# PROVIDED RECORDS:
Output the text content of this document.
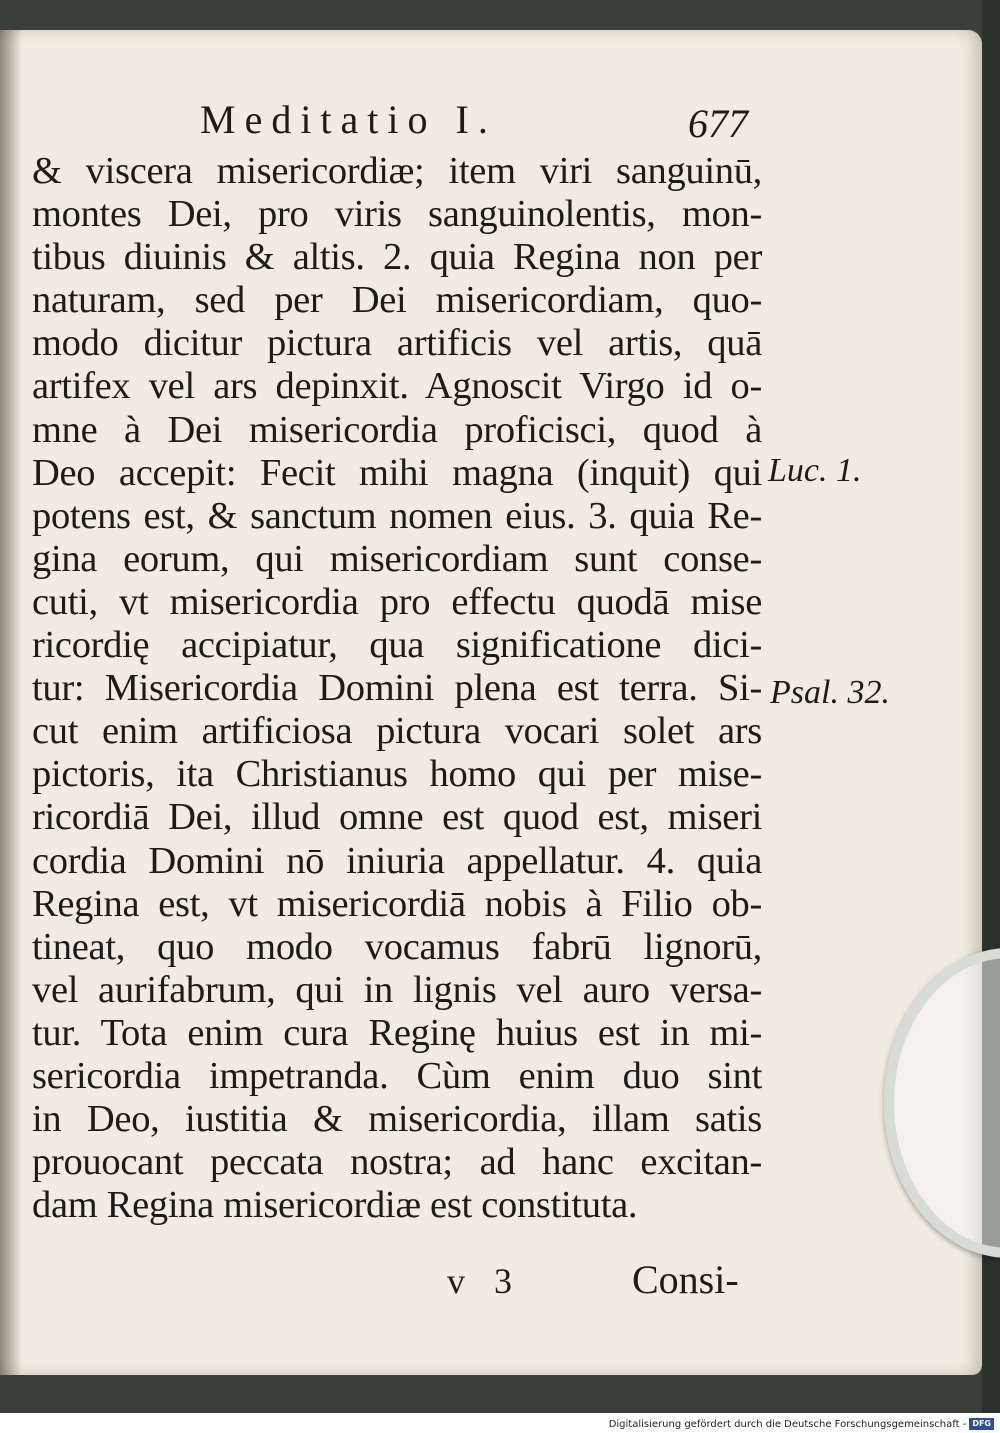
Meditatio I.	677
& viscera misericordiæ; item viri sanguinū,
montes Dei, pro viris sanguinolentis, mon-
tibus diuinis & altis. 2. quia Regina non per
naturam, sed per Dei misericordiam, quo-
modo dicitur pictura artificis vel artis, quā
artifex vel ars depinxit. Agnoscit Virgo id o-
mne à Dei misericordia proficisci, quod à
Deo accepit: Fecit mihi magna (inquit) qui
potens est, & sanctum nomen eius. 3. quia Re-
gina eorum, qui misericordiam sunt conse-
cuti, vt misericordia pro effectu quodā mise
ricordię accipiatur, qua significatione dici-
tur: Misericordia Domini plena est terra. Si-
cut enim artificiosa pictura vocari solet ars
pictoris, ita Christianus homo qui per mise-
ricordiā Dei, illud omne est quod est, miseri
cordia Domini nō iniuria appellatur. 4. quia
Regina est, vt misericordiā nobis à Filio ob-
tineat, quo modo vocamus fabrū lignorū,
vel aurifabrum, qui in lignis vel auro versa-
tur. Tota enim cura Reginę huius est in mi-
sericordia impetranda. Cùm enim duo sint
in Deo, iustitia & misericordia, illam satis
prouocant peccata nostra; ad hanc excitan-
dam Regina misericordiæ est constituta.
Luc. 1.
Psal. 32.
v 3	Consi-
Digitalisierung gefördert durch die Deutsche Forschungsgemeinschaft - DFG
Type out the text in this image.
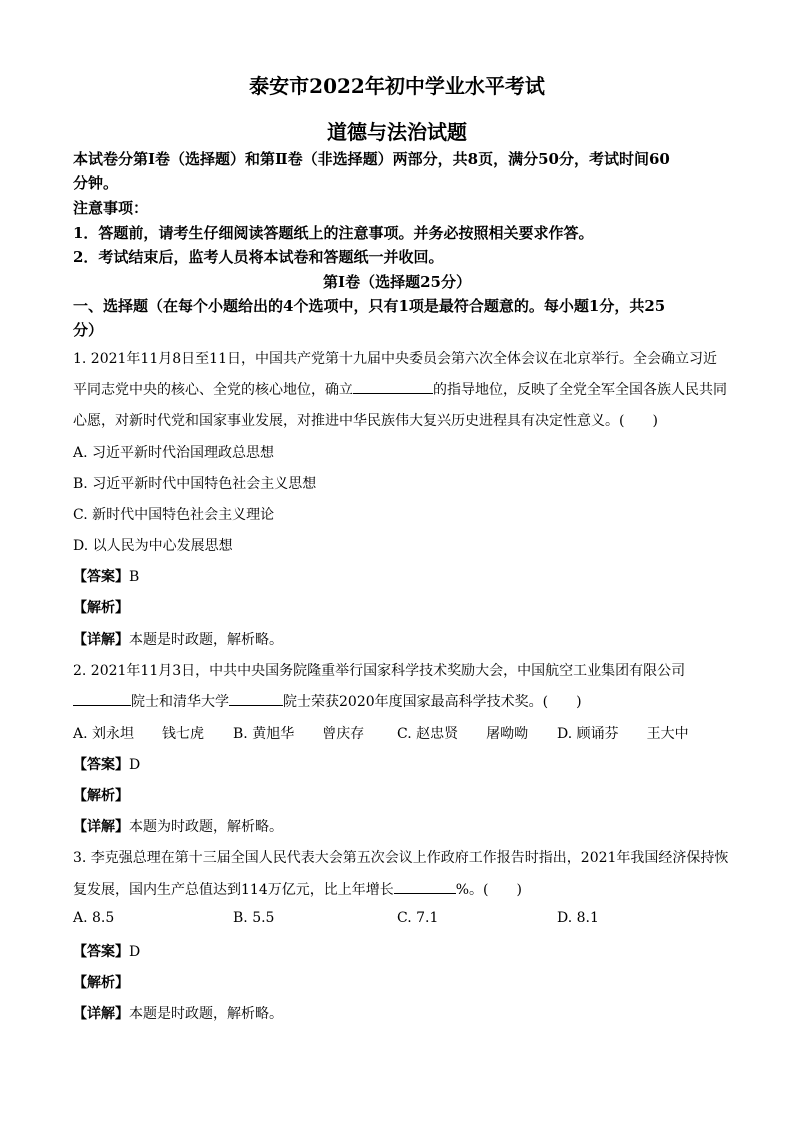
泰安市2022年初中学业水平考试
道德与法治试题
本试卷分第Ⅰ卷（选择题）和第Ⅱ卷（非选择题）两部分，共8页，满分50分，考试时间60
分钟。
注意事项：
1．答题前，请考生仔细阅读答题纸上的注意事项。并务必按照相关要求作答。
2．考试结束后，监考人员将本试卷和答题纸一并收回。
第Ⅰ卷（选择题25分）
一、选择题（在每个小题给出的4个选项中，只有1项是最符合题意的。每小题1分，共25
分）
1. 2021年11月8日至11日，中国共产党第十九届中央委员会第六次全体会议在北京举行。全会确立习近
平同志党中央的核心、全党的核心地位，确立	的指导地位，反映了全党全军全国各族人民共同
心愿，对新时代党和国家事业发展，对推进中华民族伟大复兴历史进程具有决定性意义。(　　)
A. 习近平新时代治国理政总思想
B. 习近平新时代中国特色社会主义思想
C. 新时代中国特色社会主义理论
D. 以人民为中心发展思想
【答案】B
【解析】
【详解】本题是时政题，解析略。
2. 2021年11月3日，中共中央国务院隆重举行国家科学技术奖励大会，中国航空工业集团有限公司
院士和清华大学	院士荣获2020年度国家最高科学技术奖。(　　)
A. 刘永坦　　钱七虎 B. 黄旭华　　曾庆存 C. 赵忠贤　　屠呦呦 D. 顾诵芬　　王大中
【答案】D
【解析】
【详解】本题为时政题，解析略。
3. 李克强总理在第十三届全国人民代表大会第五次会议上作政府工作报告时指出，2021年我国经济保持恢
复发展，国内生产总值达到114万亿元，比上年增长	%。(　　)
A. 8.5	B. 5.5	C. 7.1	D. 8.1
【答案】D
【解析】
【详解】本题是时政题，解析略。
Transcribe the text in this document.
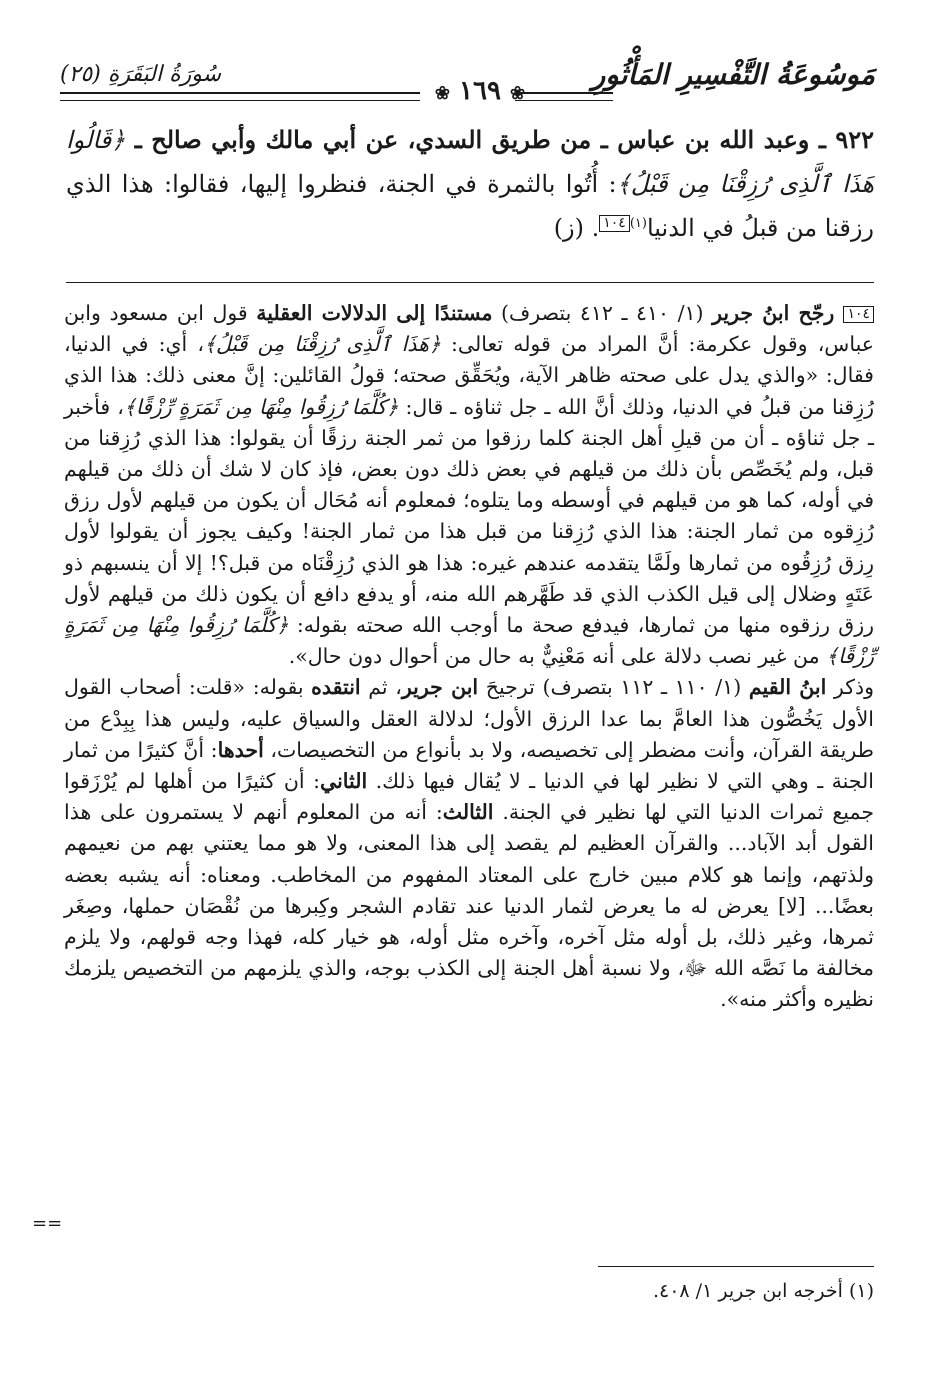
مَوسُوعَةُ التَّفْسِيرِ المَأْثُورِ
❀ ١٦٩ ❀
سُورَةُ البَقَرَةِ (٢٥)

٩٢٢ ـ وعبد الله بن عباس ـ من طريق السدي، عن أبي مالك وأبي صالح ـ ﴿قَالُوا هَذَا ٱلَّذِى رُزِقْنَا مِن قَبْلُ﴾: أُتُوا بالثمرة في الجنة، فنظروا إليها، فقالوا: هذا الذي رزقنا من قبلُ في الدنيا$^{(١)}$١٠٤. (ز)

١٠٤ رجّح ابنُ جرير (١/ ٤١٠ ـ ٤١٢ بتصرف) مستندًا إلى الدلالات العقلية قول ابن مسعود وابن عباس، وقول عكرمة: أنَّ المراد من قوله تعالى: ﴿هَذَا ٱلَّذِى رُزِقْنَا مِن قَبْلُ﴾، أي: في الدنيا، فقال: «والذي يدل على صحته ظاهر الآية، ويُحَقِّق صحته؛ قولُ القائلين: إنَّ معنى ذلك: هذا الذي رُزِقنا من قبلُ في الدنيا، وذلك أنَّ الله ـ جل ثناؤه ـ قال: ﴿كُلَّمَا رُزِقُوا مِنْهَا مِن ثَمَرَةٍ رِّزْقًا﴾، فأخبر ـ جل ثناؤه ـ أن من قيلِ أهل الجنة كلما رزقوا من ثمر الجنة رزقًا أن يقولوا: هذا الذي رُزِقنا من قبل، ولم يُخَصِّص بأن ذلك من قيلهم في بعض ذلك دون بعض، فإذ كان لا شك أن ذلك من قيلهم في أوله، كما هو من قيلهم في أوسطه وما يتلوه؛ فمعلوم أنه مُحَال أن يكون من قيلهم لأول رزق رُزِقوه من ثمار الجنة: هذا الذي رُزِقنا من قبل هذا من ثمار الجنة! وكيف يجوز أن يقولوا لأول رِزق رُزِقُوه من ثمارها ولَمَّا يتقدمه عندهم غيره: هذا هو الذي رُزِقْنَاه من قبل؟! إلا أن ينسبهم ذو عَتَهٍ وضلال إلى قيل الكذب الذي قد طَهَّرهم الله منه، أو يدفع دافع أن يكون ذلك من قيلهم لأول رزق رزقوه منها من ثمارها، فيدفع صحة ما أوجب الله صحته بقوله: ﴿كُلَّمَا رُزِقُوا مِنْهَا مِن ثَمَرَةٍ رِّزْقًا﴾ من غير نصب دلالة على أنه مَعْنِيٌّ به حال من أحوال دون حال».

وذكر ابنُ القيم (١/ ١١٠ ـ ١١٢ بتصرف) ترجيحَ ابن جرير، ثم انتقده بقوله: «قلت: أصحاب القول الأول يَخُصُّون هذا العامَّ بما عدا الرزق الأول؛ لدلالة العقل والسياق عليه، وليس هذا بِبِدْع من طريقة القرآن، وأنت مضطر إلى تخصيصه، ولا بد بأنواع من التخصيصات، أحدها: أنَّ كثيرًا من ثمار الجنة ـ وهي التي لا نظير لها في الدنيا ـ لا يُقال فيها ذلك. الثاني: أن كثيرًا من أهلها لم يُرْزَقوا جميع ثمرات الدنيا التي لها نظير في الجنة. الثالث: أنه من المعلوم أنهم لا يستمرون على هذا القول أبد الآباد... والقرآن العظيم لم يقصد إلى هذا المعنى، ولا هو مما يعتني بهم من نعيمهم ولذتهم، وإنما هو كلام مبين خارج على المعتاد المفهوم من المخاطب. ومعناه: أنه يشبه بعضه بعضًا... [لا] يعرض له ما يعرض لثمار الدنيا عند تقادم الشجر وكِبرها من نُقْصَان حملها، وصِغَر ثمرها، وغير ذلك، بل أوله مثل آخره، وآخره مثل أوله، هو خيار كله، فهذا وجه قولهم، ولا يلزم مخالفة ما نَصَّه الله ﷻ، ولا نسبة أهل الجنة إلى الكذب بوجه، والذي يلزمهم من التخصيص يلزمك نظيره وأكثر منه».

==
(١) أخرجه ابن جرير ١/ ٤٠٨.
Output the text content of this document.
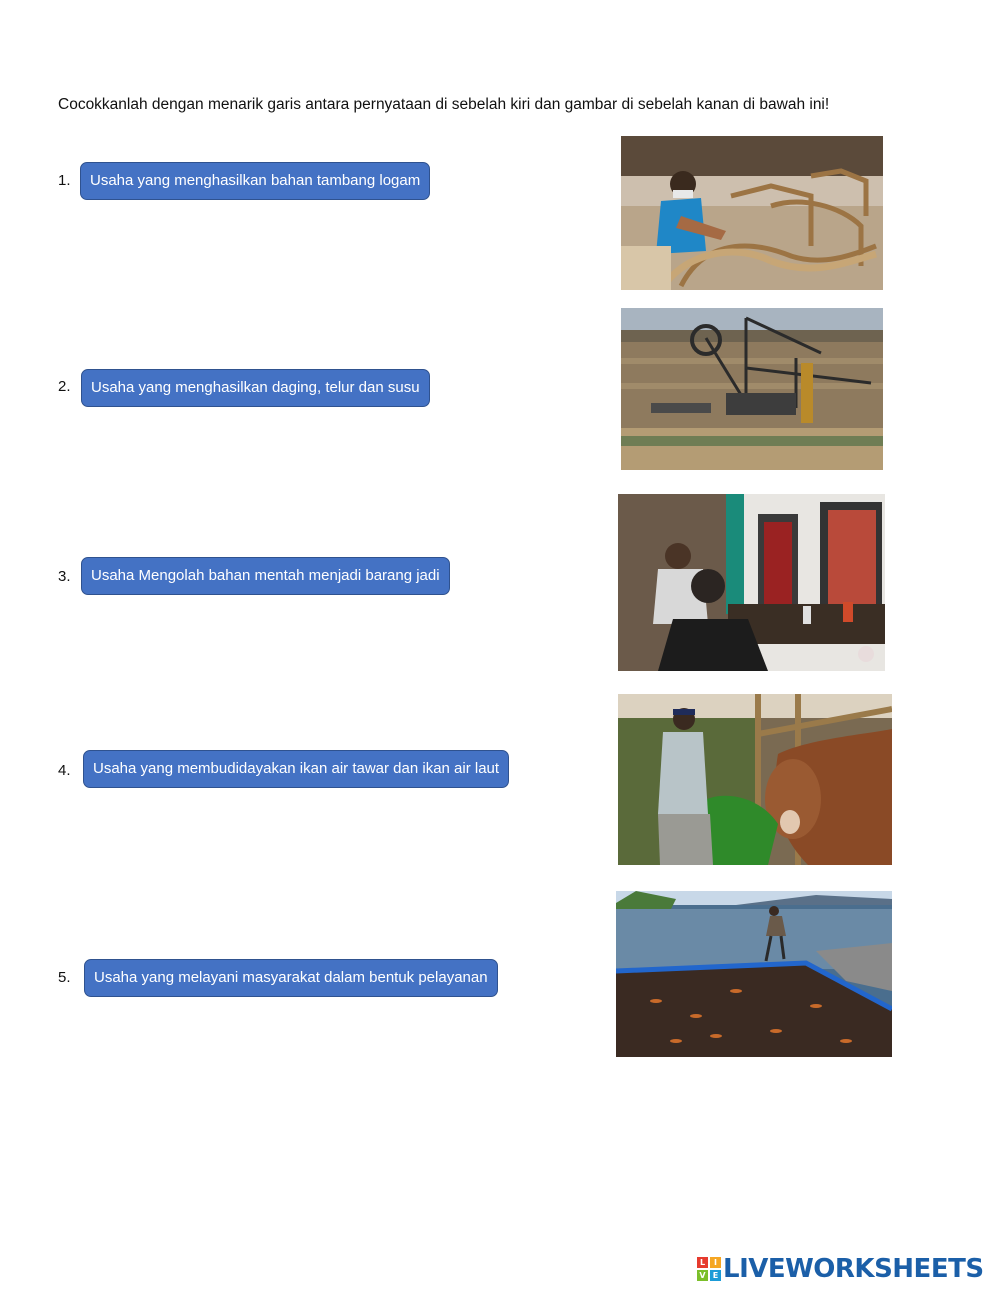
Cocokkanlah dengan menarik garis antara pernyataan di sebelah kiri dan gambar di sebelah kanan di bawah ini!
1.	Usaha yang menghasilkan bahan tambang logam
2.	Usaha yang menghasilkan daging, telur dan susu
3.	Usaha Mengolah bahan mentah menjadi barang jadi
4.	Usaha yang membudidayakan ikan air tawar dan ikan air laut
5.	Usaha yang melayani masyarakat dalam bentuk pelayanan
L	I
V E LIVEWORKSHEETS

# YOUR TASK:
Retype each line of the listing above word for word. Exclude the pictures.

# WORKED ANSWER:
Output the text content of this document.
Meditatio I.	677
& viscera misericordiæ; item viri sanguinū,
montes Dei, pro viris sanguinolentis, mon-
tibus diuinis & altis. 2. quia Regina non per
naturam, sed per Dei misericordiam, quo-
modo dicitur pictura artificis vel artis, quā
artifex vel ars depinxit. Agnoscit Virgo id o-
mne à Dei misericordia proficisci, quod à
Deo accepit: Fecit mihi magna (inquit) qui
potens est, & sanctum nomen eius. 3. quia Re-
gina eorum, qui misericordiam sunt conse-
cuti, vt misericordia pro effectu quodā mise
ricordię accipiatur, qua significatione dici-
tur: Misericordia Domini plena est terra. Si-
cut enim artificiosa pictura vocari solet ars
pictoris, ita Christianus homo qui per mise-
ricordiā Dei, illud omne est quod est, miseri
cordia Domini nō iniuria appellatur. 4. quia
Regina est, vt misericordiā nobis à Filio ob-
tineat, quo modo vocamus fabrū lignorū,
vel aurifabrum, qui in lignis vel auro versa-
tur. Tota enim cura Reginę huius est in mi-
sericordia impetranda. Cùm enim duo sint
in Deo, iustitia & misericordia, illam satis
prouocant peccata nostra; ad hanc excitan-
dam Regina misericordiæ est constituta.
Luc. 1.
Psal. 32.
v 3	Consi-
Digitalisierung gefördert durch die Deutsche Forschungsgemeinschaft - DFG
Type out the text in this image.
泰安市2022年初中学业水平考试
道德与法治试题
本试卷分第Ⅰ卷（选择题）和第Ⅱ卷（非选择题）两部分，共8页，满分50分，考试时间60
分钟。
注意事项：
1．答题前，请考生仔细阅读答题纸上的注意事项。并务必按照相关要求作答。
2．考试结束后，监考人员将本试卷和答题纸一并收回。
第Ⅰ卷（选择题25分）
一、选择题（在每个小题给出的4个选项中，只有1项是最符合题意的。每小题1分，共25
分）
1. 2021年11月8日至11日，中国共产党第十九届中央委员会第六次全体会议在北京举行。全会确立习近
平同志党中央的核心、全党的核心地位，确立	的指导地位，反映了全党全军全国各族人民共同
心愿，对新时代党和国家事业发展，对推进中华民族伟大复兴历史进程具有决定性意义。(　　)
A. 习近平新时代治国理政总思想
B. 习近平新时代中国特色社会主义思想
C. 新时代中国特色社会主义理论
D. 以人民为中心发展思想
【答案】B
【解析】
【详解】本题是时政题，解析略。
2. 2021年11月3日，中共中央国务院隆重举行国家科学技术奖励大会，中国航空工业集团有限公司
院士和清华大学	院士荣获2020年度国家最高科学技术奖。(　　)
A. 刘永坦　　钱七虎 B. 黄旭华　　曾庆存 C. 赵忠贤　　屠呦呦 D. 顾诵芬　　王大中
【答案】D
【解析】
【详解】本题为时政题，解析略。
3. 李克强总理在第十三届全国人民代表大会第五次会议上作政府工作报告时指出，2021年我国经济保持恢
复发展，国内生产总值达到114万亿元，比上年增长	%。(　　)
A. 8.5	B. 5.5	C. 7.1	D. 8.1
【答案】D
【解析】
【详解】本题是时政题，解析略。
Transcribe the text in this document.
مَوسُوعَةُ التَّفْسِيرِ المَأْثُورِ
❀ ١٦٩ ❀
سُورَةُ البَقَرَةِ (٢٥)

٩٢٢ ـ وعبد الله بن عباس ـ من طريق السدي، عن أبي مالك وأبي صالح ـ ﴿قَالُوا هَذَا ٱلَّذِى رُزِقْنَا مِن قَبْلُ﴾: أُتُوا بالثمرة في الجنة، فنظروا إليها، فقالوا: هذا الذي رزقنا من قبلُ في الدنيا$^{(١)}$١٠٤. (ز)

١٠٤ رجّح ابنُ جرير (١/ ٤١٠ ـ ٤١٢ بتصرف) مستندًا إلى الدلالات العقلية قول ابن مسعود وابن عباس، وقول عكرمة: أنَّ المراد من قوله تعالى: ﴿هَذَا ٱلَّذِى رُزِقْنَا مِن قَبْلُ﴾، أي: في الدنيا، فقال: «والذي يدل على صحته ظاهر الآية، ويُحَقِّق صحته؛ قولُ القائلين: إنَّ معنى ذلك: هذا الذي رُزِقنا من قبلُ في الدنيا، وذلك أنَّ الله ـ جل ثناؤه ـ قال: ﴿كُلَّمَا رُزِقُوا مِنْهَا مِن ثَمَرَةٍ رِّزْقًا﴾، فأخبر ـ جل ثناؤه ـ أن من قيلِ أهل الجنة كلما رزقوا من ثمر الجنة رزقًا أن يقولوا: هذا الذي رُزِقنا من قبل، ولم يُخَصِّص بأن ذلك من قيلهم في بعض ذلك دون بعض، فإذ كان لا شك أن ذلك من قيلهم في أوله، كما هو من قيلهم في أوسطه وما يتلوه؛ فمعلوم أنه مُحَال أن يكون من قيلهم لأول رزق رُزِقوه من ثمار الجنة: هذا الذي رُزِقنا من قبل هذا من ثمار الجنة! وكيف يجوز أن يقولوا لأول رِزق رُزِقُوه من ثمارها ولَمَّا يتقدمه عندهم غيره: هذا هو الذي رُزِقْنَاه من قبل؟! إلا أن ينسبهم ذو عَتَهٍ وضلال إلى قيل الكذب الذي قد طَهَّرهم الله منه، أو يدفع دافع أن يكون ذلك من قيلهم لأول رزق رزقوه منها من ثمارها، فيدفع صحة ما أوجب الله صحته بقوله: ﴿كُلَّمَا رُزِقُوا مِنْهَا مِن ثَمَرَةٍ رِّزْقًا﴾ من غير نصب دلالة على أنه مَعْنِيٌّ به حال من أحوال دون حال».

وذكر ابنُ القيم (١/ ١١٠ ـ ١١٢ بتصرف) ترجيحَ ابن جرير، ثم انتقده بقوله: «قلت: أصحاب القول الأول يَخُصُّون هذا العامَّ بما عدا الرزق الأول؛ لدلالة العقل والسياق عليه، وليس هذا بِبِدْع من طريقة القرآن، وأنت مضطر إلى تخصيصه، ولا بد بأنواع من التخصيصات، أحدها: أنَّ كثيرًا من ثمار الجنة ـ وهي التي لا نظير لها في الدنيا ـ لا يُقال فيها ذلك. الثاني: أن كثيرًا من أهلها لم يُرْزَقوا جميع ثمرات الدنيا التي لها نظير في الجنة. الثالث: أنه من المعلوم أنهم لا يستمرون على هذا القول أبد الآباد... والقرآن العظيم لم يقصد إلى هذا المعنى، ولا هو مما يعتني بهم من نعيمهم ولذتهم، وإنما هو كلام مبين خارج على المعتاد المفهوم من المخاطب. ومعناه: أنه يشبه بعضه بعضًا... [لا] يعرض له ما يعرض لثمار الدنيا عند تقادم الشجر وكِبرها من نُقْصَان حملها، وصِغَر ثمرها، وغير ذلك، بل أوله مثل آخره، وآخره مثل أوله، هو خيار كله، فهذا وجه قولهم، ولا يلزم مخالفة ما نَصَّه الله ﷻ، ولا نسبة أهل الجنة إلى الكذب بوجه، والذي يلزمهم من التخصيص يلزمك نظيره وأكثر منه».

==
(١) أخرجه ابن جرير ١/ ٤٠٨.
Output the text content of this document.
Cocokkanlah dengan menarik garis antara pernyataan di sebelah kiri dan gambar di sebelah kanan di bawah ini!
1.	Usaha yang menghasilkan bahan tambang logam
2.	Usaha yang menghasilkan daging, telur dan susu
3.	Usaha Mengolah bahan mentah menjadi barang jadi
4.	Usaha yang membudidayakan ikan air tawar dan ikan air laut
5.	Usaha yang melayani masyarakat dalam bentuk pelayanan
L	I
V E LIVEWORKSHEETS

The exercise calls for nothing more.